═════ MATERIAL SUPPLIED

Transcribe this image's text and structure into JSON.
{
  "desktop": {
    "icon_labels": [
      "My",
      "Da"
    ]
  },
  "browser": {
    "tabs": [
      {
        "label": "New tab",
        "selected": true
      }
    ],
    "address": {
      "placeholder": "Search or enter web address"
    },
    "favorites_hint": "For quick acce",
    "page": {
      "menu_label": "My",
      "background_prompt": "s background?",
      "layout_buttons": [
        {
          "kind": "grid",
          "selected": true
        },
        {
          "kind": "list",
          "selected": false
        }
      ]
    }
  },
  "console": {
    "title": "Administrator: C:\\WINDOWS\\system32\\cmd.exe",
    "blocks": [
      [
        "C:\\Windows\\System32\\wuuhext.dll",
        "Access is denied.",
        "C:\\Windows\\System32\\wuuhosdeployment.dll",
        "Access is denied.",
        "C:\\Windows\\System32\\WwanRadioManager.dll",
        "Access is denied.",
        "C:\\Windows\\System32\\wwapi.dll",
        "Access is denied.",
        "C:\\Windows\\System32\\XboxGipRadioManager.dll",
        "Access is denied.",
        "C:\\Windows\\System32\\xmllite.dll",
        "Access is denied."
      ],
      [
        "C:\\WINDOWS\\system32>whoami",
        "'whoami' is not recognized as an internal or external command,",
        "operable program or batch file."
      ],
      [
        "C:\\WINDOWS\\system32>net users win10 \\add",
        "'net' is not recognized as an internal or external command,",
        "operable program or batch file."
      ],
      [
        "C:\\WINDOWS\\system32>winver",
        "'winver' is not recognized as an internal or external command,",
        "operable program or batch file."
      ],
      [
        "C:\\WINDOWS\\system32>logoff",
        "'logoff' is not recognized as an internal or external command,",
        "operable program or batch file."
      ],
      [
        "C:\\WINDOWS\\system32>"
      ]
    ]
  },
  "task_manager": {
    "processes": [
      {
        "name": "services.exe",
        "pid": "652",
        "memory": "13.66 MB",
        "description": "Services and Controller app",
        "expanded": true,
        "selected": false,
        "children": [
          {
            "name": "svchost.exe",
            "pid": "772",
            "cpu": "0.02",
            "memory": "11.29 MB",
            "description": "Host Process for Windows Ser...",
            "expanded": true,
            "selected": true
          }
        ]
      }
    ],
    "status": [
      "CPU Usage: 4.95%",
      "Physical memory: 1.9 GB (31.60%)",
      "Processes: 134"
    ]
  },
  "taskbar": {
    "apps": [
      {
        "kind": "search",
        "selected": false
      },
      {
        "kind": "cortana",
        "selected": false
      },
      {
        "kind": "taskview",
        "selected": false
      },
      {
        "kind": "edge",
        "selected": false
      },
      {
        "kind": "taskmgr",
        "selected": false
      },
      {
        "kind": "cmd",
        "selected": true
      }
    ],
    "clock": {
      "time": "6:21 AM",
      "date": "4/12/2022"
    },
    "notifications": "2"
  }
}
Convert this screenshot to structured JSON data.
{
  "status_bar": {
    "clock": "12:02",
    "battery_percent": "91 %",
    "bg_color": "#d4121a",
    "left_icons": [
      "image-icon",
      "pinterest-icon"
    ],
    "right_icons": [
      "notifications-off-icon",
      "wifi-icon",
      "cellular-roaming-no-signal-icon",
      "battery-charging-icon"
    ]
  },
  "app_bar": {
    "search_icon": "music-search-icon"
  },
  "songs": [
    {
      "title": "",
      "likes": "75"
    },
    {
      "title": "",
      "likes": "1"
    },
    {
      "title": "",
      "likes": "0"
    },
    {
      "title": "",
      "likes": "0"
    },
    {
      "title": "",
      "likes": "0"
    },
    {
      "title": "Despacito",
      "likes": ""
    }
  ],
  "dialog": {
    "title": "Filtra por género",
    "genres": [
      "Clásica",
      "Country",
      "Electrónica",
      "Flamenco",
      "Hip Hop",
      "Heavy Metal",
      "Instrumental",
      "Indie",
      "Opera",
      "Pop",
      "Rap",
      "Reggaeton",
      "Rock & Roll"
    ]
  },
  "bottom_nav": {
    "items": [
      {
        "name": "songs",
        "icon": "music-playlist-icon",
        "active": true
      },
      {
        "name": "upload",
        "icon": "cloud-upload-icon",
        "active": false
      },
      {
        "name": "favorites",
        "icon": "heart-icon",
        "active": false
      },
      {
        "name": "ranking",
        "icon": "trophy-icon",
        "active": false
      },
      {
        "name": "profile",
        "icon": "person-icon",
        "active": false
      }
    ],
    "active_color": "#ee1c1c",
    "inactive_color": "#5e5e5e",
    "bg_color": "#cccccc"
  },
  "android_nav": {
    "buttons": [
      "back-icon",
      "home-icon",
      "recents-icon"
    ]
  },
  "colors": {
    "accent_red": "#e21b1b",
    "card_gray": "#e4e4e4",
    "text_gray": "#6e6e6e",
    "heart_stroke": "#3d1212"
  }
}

══════════

> _REQUIREMENT_
Transcribe the whole listing with nothing added or left out.

> _REPLY_
Transcribe this image's text and structure into JSON.
{
  "desktop": {
    "icon_labels": [
      "My",
      "Da"
    ]
  },
  "browser": {
    "tabs": [
      {
        "label": "New tab",
        "selected": true
      }
    ],
    "address": {
      "placeholder": "Search or enter web address"
    },
    "favorites_hint": "For quick acce",
    "page": {
      "menu_label": "My",
      "background_prompt": "s background?",
      "layout_buttons": [
        {
          "kind": "grid",
          "selected": true
        },
        {
          "kind": "list",
          "selected": false
        }
      ]
    }
  },
  "console": {
    "title": "Administrator: C:\\WINDOWS\\system32\\cmd.exe",
    "blocks": [
      [
        "C:\\Windows\\System32\\wuuhext.dll",
        "Access is denied.",
        "C:\\Windows\\System32\\wuuhosdeployment.dll",
        "Access is denied.",
        "C:\\Windows\\System32\\WwanRadioManager.dll",
        "Access is denied.",
        "C:\\Windows\\System32\\wwapi.dll",
        "Access is denied.",
        "C:\\Windows\\System32\\XboxGipRadioManager.dll",
        "Access is denied.",
        "C:\\Windows\\System32\\xmllite.dll",
        "Access is denied."
      ],
      [
        "C:\\WINDOWS\\system32>whoami",
        "'whoami' is not recognized as an internal or external command,",
        "operable program or batch file."
      ],
      [
        "C:\\WINDOWS\\system32>net users win10 \\add",
        "'net' is not recognized as an internal or external command,",
        "operable program or batch file."
      ],
      [
        "C:\\WINDOWS\\system32>winver",
        "'winver' is not recognized as an internal or external command,",
        "operable program or batch file."
      ],
      [
        "C:\\WINDOWS\\system32>logoff",
        "'logoff' is not recognized as an internal or external command,",
        "operable program or batch file."
      ],
      [
        "C:\\WINDOWS\\system32>"
      ]
    ]
  },
  "task_manager": {
    "processes": [
      {
        "name": "services.exe",
        "pid": "652",
        "memory": "13.66 MB",
        "description": "Services and Controller app",
        "expanded": true,
        "selected": false,
        "children": [
          {
            "name": "svchost.exe",
            "pid": "772",
            "cpu": "0.02",
            "memory": "11.29 MB",
            "description": "Host Process for Windows Ser...",
            "expanded": true,
            "selected": true
          }
        ]
      }
    ],
    "status": [
      "CPU Usage: 4.95%",
      "Physical memory: 1.9 GB (31.60%)",
      "Processes: 134"
    ]
  },
  "taskbar": {
    "apps": [
      {
        "kind": "search",
        "selected": false
      },
      {
        "kind": "cortana",
        "selected": false
      },
      {
        "kind": "taskview",
        "selected": false
      },
      {
        "kind": "edge",
        "selected": false
      },
      {
        "kind": "taskmgr",
        "selected": false
      },
      {
        "kind": "cmd",
        "selected": true
      }
    ],
    "clock": {
      "time": "6:21 AM",
      "date": "4/12/2022"
    },
    "notifications": "2"
  }
}
Convert this screenshot to structured JSON data.
{
  "status_bar": {
    "clock": "12:02",
    "battery_percent": "91 %",
    "bg_color": "#d4121a",
    "left_icons": [
      "image-icon",
      "pinterest-icon"
    ],
    "right_icons": [
      "notifications-off-icon",
      "wifi-icon",
      "cellular-roaming-no-signal-icon",
      "battery-charging-icon"
    ]
  },
  "app_bar": {
    "search_icon": "music-search-icon"
  },
  "songs": [
    {
      "title": "",
      "likes": "75"
    },
    {
      "title": "",
      "likes": "1"
    },
    {
      "title": "",
      "likes": "0"
    },
    {
      "title": "",
      "likes": "0"
    },
    {
      "title": "",
      "likes": "0"
    },
    {
      "title": "Despacito",
      "likes": ""
    }
  ],
  "dialog": {
    "title": "Filtra por género",
    "genres": [
      "Clásica",
      "Country",
      "Electrónica",
      "Flamenco",
      "Hip Hop",
      "Heavy Metal",
      "Instrumental",
      "Indie",
      "Opera",
      "Pop",
      "Rap",
      "Reggaeton",
      "Rock & Roll"
    ]
  },
  "bottom_nav": {
    "items": [
      {
        "name": "songs",
        "icon": "music-playlist-icon",
        "active": true
      },
      {
        "name": "upload",
        "icon": "cloud-upload-icon",
        "active": false
      },
      {
        "name": "favorites",
        "icon": "heart-icon",
        "active": false
      },
      {
        "name": "ranking",
        "icon": "trophy-icon",
        "active": false
      },
      {
        "name": "profile",
        "icon": "person-icon",
        "active": false
      }
    ],
    "active_color": "#ee1c1c",
    "inactive_color": "#5e5e5e",
    "bg_color": "#cccccc"
  },
  "android_nav": {
    "buttons": [
      "back-icon",
      "home-icon",
      "recents-icon"
    ]
  },
  "colors": {
    "accent_red": "#e21b1b",
    "card_gray": "#e4e4e4",
    "text_gray": "#6e6e6e",
    "heart_stroke": "#3d1212"
  }
}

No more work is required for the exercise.